[Chart and figure data]
-=-=-=-=-
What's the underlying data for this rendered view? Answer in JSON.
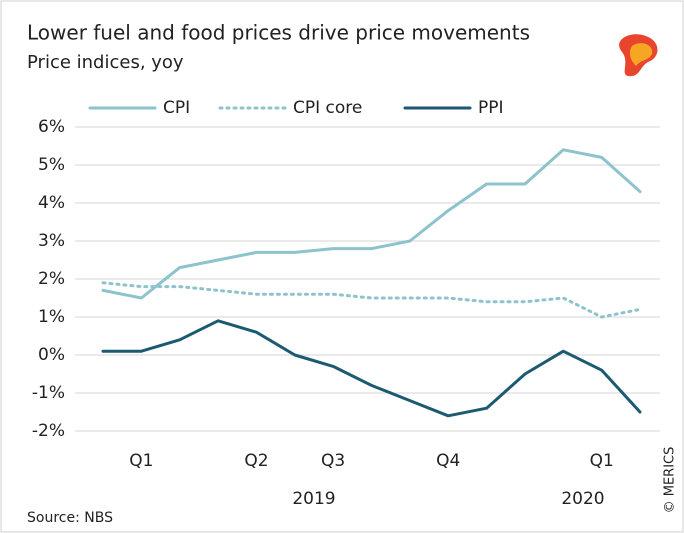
{
  "chart_data": {
    "type": "line",
    "title": "Lower fuel and food prices drive price movements",
    "subtitle": "Price indices, yoy",
    "categories": [
      null,
      "Q1",
      null,
      null,
      "Q2",
      null,
      "Q3",
      null,
      null,
      "Q4",
      null,
      null,
      null,
      "Q1",
      null
    ],
    "years": [
      "2019",
      "2020"
    ],
    "series": [
      {
        "name": "CPI",
        "color": "#8cc3cc",
        "dash": "solid",
        "values": [
          1.7,
          1.5,
          2.3,
          2.5,
          2.7,
          2.7,
          2.8,
          2.8,
          3.0,
          3.8,
          4.5,
          4.5,
          5.4,
          5.2,
          4.3
        ]
      },
      {
        "name": "CPI core",
        "color": "#8cc3cc",
        "dash": "dotted",
        "values": [
          1.9,
          1.8,
          1.8,
          1.7,
          1.6,
          1.6,
          1.6,
          1.5,
          1.5,
          1.5,
          1.4,
          1.4,
          1.5,
          1.0,
          1.2
        ]
      },
      {
        "name": "PPI",
        "color": "#1b5a70",
        "dash": "solid",
        "values": [
          0.1,
          0.1,
          0.4,
          0.9,
          0.6,
          0.0,
          -0.3,
          -0.8,
          -1.2,
          -1.6,
          -1.4,
          -0.5,
          0.1,
          -0.4,
          -1.5
        ]
      }
    ],
    "ylim": [
      -2,
      6
    ],
    "yticks": [
      {
        "value": -2,
        "label": "-2%"
      },
      {
        "value": -1,
        "label": "-1%"
      },
      {
        "value": 0,
        "label": "0%"
      },
      {
        "value": 1,
        "label": "1%"
      },
      {
        "value": 2,
        "label": "2%"
      },
      {
        "value": 3,
        "label": "3%"
      },
      {
        "value": 4,
        "label": "4%"
      },
      {
        "value": 5,
        "label": "5%"
      },
      {
        "value": 6,
        "label": "6%"
      }
    ],
    "grid": true,
    "source": "Source: NBS",
    "credit": "© MERICS"
  }
}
-=-=-=-=-
Please repeat the entries exactly. Do not include the pictures.

What's the underlying data for this rendered view? Answer in JSON.
{
  "chart_data": {
    "type": "line",
    "title": "Lower fuel and food prices drive price movements",
    "subtitle": "Price indices, yoy",
    "categories": [
      null,
      "Q1",
      null,
      null,
      "Q2",
      null,
      "Q3",
      null,
      null,
      "Q4",
      null,
      null,
      null,
      "Q1",
      null
    ],
    "years": [
      "2019",
      "2020"
    ],
    "series": [
      {
        "name": "CPI",
        "color": "#8cc3cc",
        "dash": "solid",
        "values": [
          1.7,
          1.5,
          2.3,
          2.5,
          2.7,
          2.7,
          2.8,
          2.8,
          3.0,
          3.8,
          4.5,
          4.5,
          5.4,
          5.2,
          4.3
        ]
      },
      {
        "name": "CPI core",
        "color": "#8cc3cc",
        "dash": "dotted",
        "values": [
          1.9,
          1.8,
          1.8,
          1.7,
          1.6,
          1.6,
          1.6,
          1.5,
          1.5,
          1.5,
          1.4,
          1.4,
          1.5,
          1.0,
          1.2
        ]
      },
      {
        "name": "PPI",
        "color": "#1b5a70",
        "dash": "solid",
        "values": [
          0.1,
          0.1,
          0.4,
          0.9,
          0.6,
          0.0,
          -0.3,
          -0.8,
          -1.2,
          -1.6,
          -1.4,
          -0.5,
          0.1,
          -0.4,
          -1.5
        ]
      }
    ],
    "ylim": [
      -2,
      6
    ],
    "yticks": [
      {
        "value": -2,
        "label": "-2%"
      },
      {
        "value": -1,
        "label": "-1%"
      },
      {
        "value": 0,
        "label": "0%"
      },
      {
        "value": 1,
        "label": "1%"
      },
      {
        "value": 2,
        "label": "2%"
      },
      {
        "value": 3,
        "label": "3%"
      },
      {
        "value": 4,
        "label": "4%"
      },
      {
        "value": 5,
        "label": "5%"
      },
      {
        "value": 6,
        "label": "6%"
      }
    ],
    "grid": true,
    "source": "Source: NBS",
    "credit": "© MERICS"
  }
}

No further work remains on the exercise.